(Dataset items)

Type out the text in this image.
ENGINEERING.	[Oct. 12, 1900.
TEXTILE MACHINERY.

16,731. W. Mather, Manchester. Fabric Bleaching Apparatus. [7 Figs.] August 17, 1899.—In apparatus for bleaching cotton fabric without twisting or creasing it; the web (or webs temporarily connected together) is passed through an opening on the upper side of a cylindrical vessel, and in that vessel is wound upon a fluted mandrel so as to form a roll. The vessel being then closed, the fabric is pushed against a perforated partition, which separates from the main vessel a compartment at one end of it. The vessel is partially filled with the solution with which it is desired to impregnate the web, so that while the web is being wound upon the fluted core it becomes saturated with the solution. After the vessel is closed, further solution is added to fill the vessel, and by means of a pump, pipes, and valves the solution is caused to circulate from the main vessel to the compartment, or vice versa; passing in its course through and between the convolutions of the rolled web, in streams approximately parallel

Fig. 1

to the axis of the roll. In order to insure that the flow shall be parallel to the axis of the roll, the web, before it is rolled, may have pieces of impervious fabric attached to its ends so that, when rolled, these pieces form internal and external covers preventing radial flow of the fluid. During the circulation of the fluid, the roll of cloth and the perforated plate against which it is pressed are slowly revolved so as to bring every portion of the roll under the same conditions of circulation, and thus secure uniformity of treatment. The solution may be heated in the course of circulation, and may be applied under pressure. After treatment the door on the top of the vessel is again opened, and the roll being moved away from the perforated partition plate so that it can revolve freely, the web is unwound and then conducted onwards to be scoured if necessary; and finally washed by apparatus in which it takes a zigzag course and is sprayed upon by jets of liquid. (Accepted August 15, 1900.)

WORK TO BE COMPLETED
Retype the material in full. Each word must match.

REPLY
Type out the text in this image.
ENGINEERING.	[Oct. 12, 1900.
TEXTILE MACHINERY.

16,731. W. Mather, Manchester. Fabric Bleaching Apparatus. [7 Figs.] August 17, 1899.—In apparatus for bleaching cotton fabric without twisting or creasing it; the web (or webs temporarily connected together) is passed through an opening on the upper side of a cylindrical vessel, and in that vessel is wound upon a fluted mandrel so as to form a roll. The vessel being then closed, the fabric is pushed against a perforated partition, which separates from the main vessel a compartment at one end of it. The vessel is partially filled with the solution with which it is desired to impregnate the web, so that while the web is being wound upon the fluted core it becomes saturated with the solution. After the vessel is closed, further solution is added to fill the vessel, and by means of a pump, pipes, and valves the solution is caused to circulate from the main vessel to the compartment, or vice versa; passing in its course through and between the convolutions of the rolled web, in streams approximately parallel

Fig. 1

to the axis of the roll. In order to insure that the flow shall be parallel to the axis of the roll, the web, before it is rolled, may have pieces of impervious fabric attached to its ends so that, when rolled, these pieces form internal and external covers preventing radial flow of the fluid. During the circulation of the fluid, the roll of cloth and the perforated plate against which it is pressed are slowly revolved so as to bring every portion of the roll under the same conditions of circulation, and thus secure uniformity of treatment. The solution may be heated in the course of circulation, and may be applied under pressure. After treatment the door on the top of the vessel is again opened, and the roll being moved away from the perforated partition plate so that it can revolve freely, the web is unwound and then conducted onwards to be scoured if necessary; and finally washed by apparatus in which it takes a zigzag course and is sprayed upon by jets of liquid. (Accepted August 15, 1900.)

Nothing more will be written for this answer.